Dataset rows
┌────────
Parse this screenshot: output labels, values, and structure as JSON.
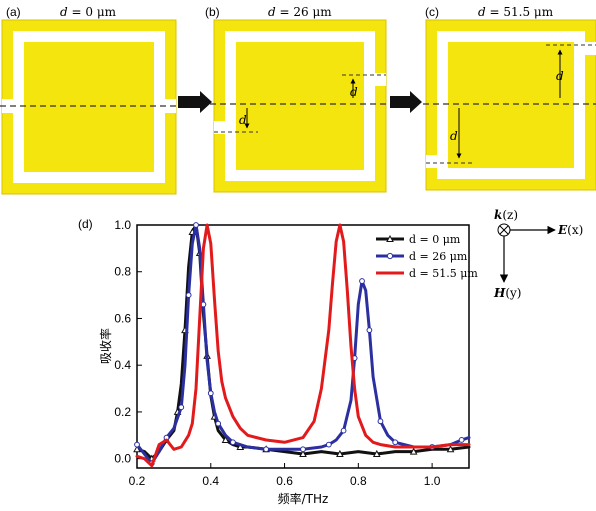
{
  "panels": [
    {
      "label": "(a)",
      "d_symbol": "d",
      "d_rest": " = 0 μm",
      "d_um": 0
    },
    {
      "label": "(b)",
      "d_symbol": "d",
      "d_rest": " = 26 μm",
      "d_um": 26
    },
    {
      "label": "(c)",
      "d_symbol": "d",
      "d_rest": " = 51.5 μm",
      "d_um": 51.5
    }
  ],
  "dimension_symbol": "d",
  "colors": {
    "metal": "#f5e50f",
    "metal_edge": "#d8c200",
    "arrow": "#111111",
    "dashed": "#333333"
  },
  "chart_panel_label": "(d)",
  "coordinate_legend": {
    "k": {
      "sym": "k",
      "axis": "(z)"
    },
    "E": {
      "sym": "E",
      "axis": "(x)"
    },
    "H": {
      "sym": "H",
      "axis": "(y)"
    }
  },
  "chart_data": {
    "type": "line",
    "xlabel": "频率/THz",
    "ylabel": "吸收率",
    "xlim": [
      0.2,
      1.1
    ],
    "ylim": [
      -0.04,
      1.0
    ],
    "xticks": [
      "0.2",
      "0.4",
      "0.6",
      "0.8",
      "1.0"
    ],
    "yticks": [
      "0.0",
      "0.2",
      "0.4",
      "0.6",
      "0.8",
      "1.0"
    ],
    "grid": false,
    "legend_position": "top-right",
    "series": [
      {
        "name": "d = 0 μm",
        "color": "#111111",
        "marker": "triangle",
        "x": [
          0.2,
          0.22,
          0.24,
          0.26,
          0.28,
          0.3,
          0.31,
          0.32,
          0.33,
          0.34,
          0.35,
          0.36,
          0.37,
          0.38,
          0.39,
          0.4,
          0.41,
          0.42,
          0.44,
          0.46,
          0.48,
          0.5,
          0.55,
          0.6,
          0.65,
          0.7,
          0.75,
          0.8,
          0.85,
          0.9,
          0.95,
          1.0,
          1.05,
          1.1
        ],
        "y": [
          0.04,
          0.03,
          0.0,
          0.03,
          0.08,
          0.12,
          0.2,
          0.32,
          0.55,
          0.82,
          0.97,
          1.0,
          0.88,
          0.62,
          0.44,
          0.27,
          0.18,
          0.12,
          0.08,
          0.06,
          0.05,
          0.05,
          0.04,
          0.03,
          0.02,
          0.03,
          0.02,
          0.03,
          0.02,
          0.03,
          0.03,
          0.04,
          0.04,
          0.05
        ]
      },
      {
        "name": "d = 26 μm",
        "color": "#2b2fa0",
        "marker": "circle",
        "x": [
          0.2,
          0.22,
          0.24,
          0.26,
          0.28,
          0.3,
          0.32,
          0.33,
          0.34,
          0.35,
          0.36,
          0.37,
          0.38,
          0.39,
          0.4,
          0.41,
          0.42,
          0.44,
          0.46,
          0.5,
          0.55,
          0.6,
          0.65,
          0.7,
          0.72,
          0.74,
          0.76,
          0.78,
          0.79,
          0.8,
          0.81,
          0.82,
          0.83,
          0.84,
          0.86,
          0.88,
          0.9,
          0.95,
          1.0,
          1.05,
          1.08,
          1.1
        ],
        "y": [
          0.06,
          0.02,
          -0.02,
          0.03,
          0.09,
          0.13,
          0.22,
          0.4,
          0.7,
          0.92,
          1.0,
          0.9,
          0.66,
          0.42,
          0.28,
          0.2,
          0.15,
          0.1,
          0.07,
          0.05,
          0.04,
          0.04,
          0.04,
          0.05,
          0.06,
          0.08,
          0.12,
          0.25,
          0.43,
          0.66,
          0.76,
          0.72,
          0.55,
          0.35,
          0.16,
          0.1,
          0.07,
          0.05,
          0.05,
          0.06,
          0.08,
          0.09
        ]
      },
      {
        "name": "d = 51.5 μm",
        "color": "#e31a1c",
        "marker": "none",
        "x": [
          0.2,
          0.22,
          0.24,
          0.26,
          0.28,
          0.3,
          0.32,
          0.34,
          0.35,
          0.36,
          0.37,
          0.38,
          0.39,
          0.4,
          0.41,
          0.42,
          0.43,
          0.44,
          0.46,
          0.48,
          0.5,
          0.55,
          0.6,
          0.65,
          0.68,
          0.7,
          0.72,
          0.73,
          0.74,
          0.75,
          0.76,
          0.77,
          0.78,
          0.79,
          0.8,
          0.82,
          0.84,
          0.86,
          0.9,
          0.95,
          1.0,
          1.05,
          1.1
        ],
        "y": [
          0.01,
          0.0,
          -0.03,
          0.06,
          0.08,
          0.04,
          0.05,
          0.1,
          0.15,
          0.3,
          0.6,
          0.9,
          1.0,
          0.92,
          0.68,
          0.46,
          0.33,
          0.26,
          0.18,
          0.13,
          0.1,
          0.08,
          0.07,
          0.09,
          0.16,
          0.3,
          0.55,
          0.75,
          0.93,
          1.0,
          0.93,
          0.72,
          0.48,
          0.3,
          0.18,
          0.1,
          0.07,
          0.06,
          0.05,
          0.05,
          0.05,
          0.06,
          0.06
        ]
      }
    ]
  }
}
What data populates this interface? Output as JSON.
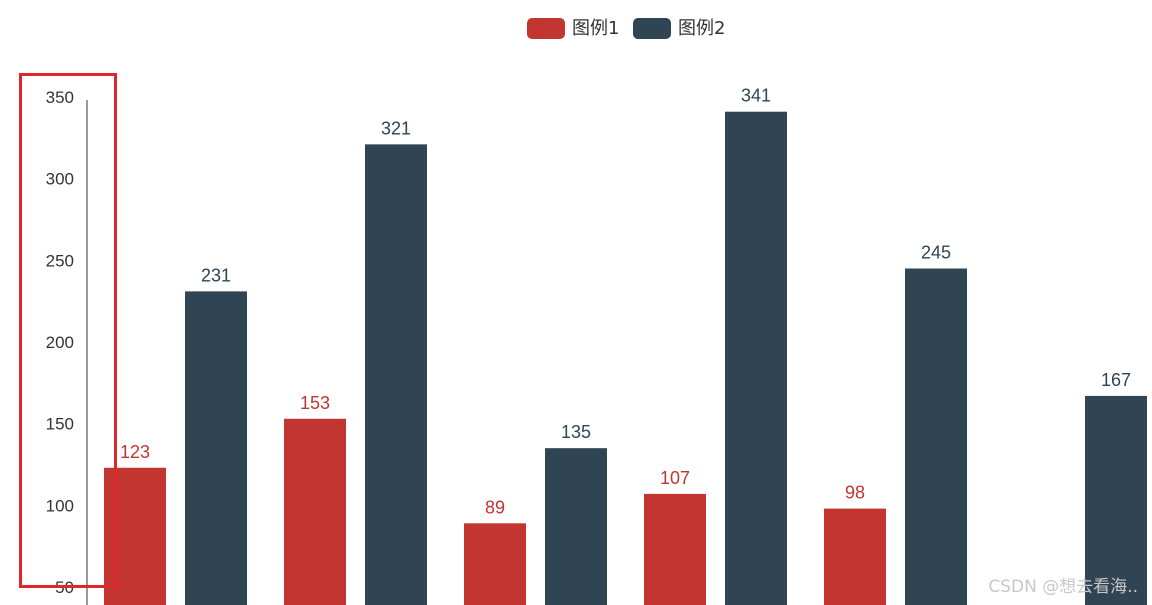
{
  "chart_data": {
    "type": "bar",
    "categories": [
      "",
      "",
      "",
      "",
      "",
      ""
    ],
    "series": [
      {
        "name": "图例1",
        "color": "#c23531",
        "values": [
          123,
          153,
          89,
          107,
          98,
          null
        ]
      },
      {
        "name": "图例2",
        "color": "#2f4554",
        "values": [
          231,
          321,
          135,
          341,
          245,
          167
        ]
      }
    ],
    "yticks": [
      50,
      100,
      150,
      200,
      250,
      300,
      350
    ],
    "ylim": [
      50,
      350
    ],
    "title": "",
    "xlabel": "",
    "ylabel": "",
    "legend": "top-center",
    "grid": false,
    "data_labels": true
  },
  "watermark": "CSDN @想去看海.."
}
└────────
• Goal
Quote the records in full and exactly; skip any image.

• Written response
Parse this screenshot: output labels, values, and structure as JSON.
{
  "panels": [
    {
      "label": "(a)",
      "d_symbol": "d",
      "d_rest": " = 0 μm",
      "d_um": 0
    },
    {
      "label": "(b)",
      "d_symbol": "d",
      "d_rest": " = 26 μm",
      "d_um": 26
    },
    {
      "label": "(c)",
      "d_symbol": "d",
      "d_rest": " = 51.5 μm",
      "d_um": 51.5
    }
  ],
  "dimension_symbol": "d",
  "colors": {
    "metal": "#f5e50f",
    "metal_edge": "#d8c200",
    "arrow": "#111111",
    "dashed": "#333333"
  },
  "chart_panel_label": "(d)",
  "coordinate_legend": {
    "k": {
      "sym": "k",
      "axis": "(z)"
    },
    "E": {
      "sym": "E",
      "axis": "(x)"
    },
    "H": {
      "sym": "H",
      "axis": "(y)"
    }
  },
  "chart_data": {
    "type": "line",
    "xlabel": "频率/THz",
    "ylabel": "吸收率",
    "xlim": [
      0.2,
      1.1
    ],
    "ylim": [
      -0.04,
      1.0
    ],
    "xticks": [
      "0.2",
      "0.4",
      "0.6",
      "0.8",
      "1.0"
    ],
    "yticks": [
      "0.0",
      "0.2",
      "0.4",
      "0.6",
      "0.8",
      "1.0"
    ],
    "grid": false,
    "legend_position": "top-right",
    "series": [
      {
        "name": "d = 0 μm",
        "color": "#111111",
        "marker": "triangle",
        "x": [
          0.2,
          0.22,
          0.24,
          0.26,
          0.28,
          0.3,
          0.31,
          0.32,
          0.33,
          0.34,
          0.35,
          0.36,
          0.37,
          0.38,
          0.39,
          0.4,
          0.41,
          0.42,
          0.44,
          0.46,
          0.48,
          0.5,
          0.55,
          0.6,
          0.65,
          0.7,
          0.75,
          0.8,
          0.85,
          0.9,
          0.95,
          1.0,
          1.05,
          1.1
        ],
        "y": [
          0.04,
          0.03,
          0.0,
          0.03,
          0.08,
          0.12,
          0.2,
          0.32,
          0.55,
          0.82,
          0.97,
          1.0,
          0.88,
          0.62,
          0.44,
          0.27,
          0.18,
          0.12,
          0.08,
          0.06,
          0.05,
          0.05,
          0.04,
          0.03,
          0.02,
          0.03,
          0.02,
          0.03,
          0.02,
          0.03,
          0.03,
          0.04,
          0.04,
          0.05
        ]
      },
      {
        "name": "d = 26 μm",
        "color": "#2b2fa0",
        "marker": "circle",
        "x": [
          0.2,
          0.22,
          0.24,
          0.26,
          0.28,
          0.3,
          0.32,
          0.33,
          0.34,
          0.35,
          0.36,
          0.37,
          0.38,
          0.39,
          0.4,
          0.41,
          0.42,
          0.44,
          0.46,
          0.5,
          0.55,
          0.6,
          0.65,
          0.7,
          0.72,
          0.74,
          0.76,
          0.78,
          0.79,
          0.8,
          0.81,
          0.82,
          0.83,
          0.84,
          0.86,
          0.88,
          0.9,
          0.95,
          1.0,
          1.05,
          1.08,
          1.1
        ],
        "y": [
          0.06,
          0.02,
          -0.02,
          0.03,
          0.09,
          0.13,
          0.22,
          0.4,
          0.7,
          0.92,
          1.0,
          0.9,
          0.66,
          0.42,
          0.28,
          0.2,
          0.15,
          0.1,
          0.07,
          0.05,
          0.04,
          0.04,
          0.04,
          0.05,
          0.06,
          0.08,
          0.12,
          0.25,
          0.43,
          0.66,
          0.76,
          0.72,
          0.55,
          0.35,
          0.16,
          0.1,
          0.07,
          0.05,
          0.05,
          0.06,
          0.08,
          0.09
        ]
      },
      {
        "name": "d = 51.5 μm",
        "color": "#e31a1c",
        "marker": "none",
        "x": [
          0.2,
          0.22,
          0.24,
          0.26,
          0.28,
          0.3,
          0.32,
          0.34,
          0.35,
          0.36,
          0.37,
          0.38,
          0.39,
          0.4,
          0.41,
          0.42,
          0.43,
          0.44,
          0.46,
          0.48,
          0.5,
          0.55,
          0.6,
          0.65,
          0.68,
          0.7,
          0.72,
          0.73,
          0.74,
          0.75,
          0.76,
          0.77,
          0.78,
          0.79,
          0.8,
          0.82,
          0.84,
          0.86,
          0.9,
          0.95,
          1.0,
          1.05,
          1.1
        ],
        "y": [
          0.01,
          0.0,
          -0.03,
          0.06,
          0.08,
          0.04,
          0.05,
          0.1,
          0.15,
          0.3,
          0.6,
          0.9,
          1.0,
          0.92,
          0.68,
          0.46,
          0.33,
          0.26,
          0.18,
          0.13,
          0.1,
          0.08,
          0.07,
          0.09,
          0.16,
          0.3,
          0.55,
          0.75,
          0.93,
          1.0,
          0.93,
          0.72,
          0.48,
          0.3,
          0.18,
          0.1,
          0.07,
          0.06,
          0.05,
          0.05,
          0.05,
          0.06,
          0.06
        ]
      }
    ]
  }
}
What data populates this interface? Output as JSON.
{
  "chart_data": {
    "type": "bar",
    "categories": [
      "",
      "",
      "",
      "",
      "",
      ""
    ],
    "series": [
      {
        "name": "图例1",
        "color": "#c23531",
        "values": [
          123,
          153,
          89,
          107,
          98,
          null
        ]
      },
      {
        "name": "图例2",
        "color": "#2f4554",
        "values": [
          231,
          321,
          135,
          341,
          245,
          167
        ]
      }
    ],
    "yticks": [
      50,
      100,
      150,
      200,
      250,
      300,
      350
    ],
    "ylim": [
      50,
      350
    ],
    "title": "",
    "xlabel": "",
    "ylabel": "",
    "legend": "top-center",
    "grid": false,
    "data_labels": true
  },
  "watermark": "CSDN @想去看海.."
}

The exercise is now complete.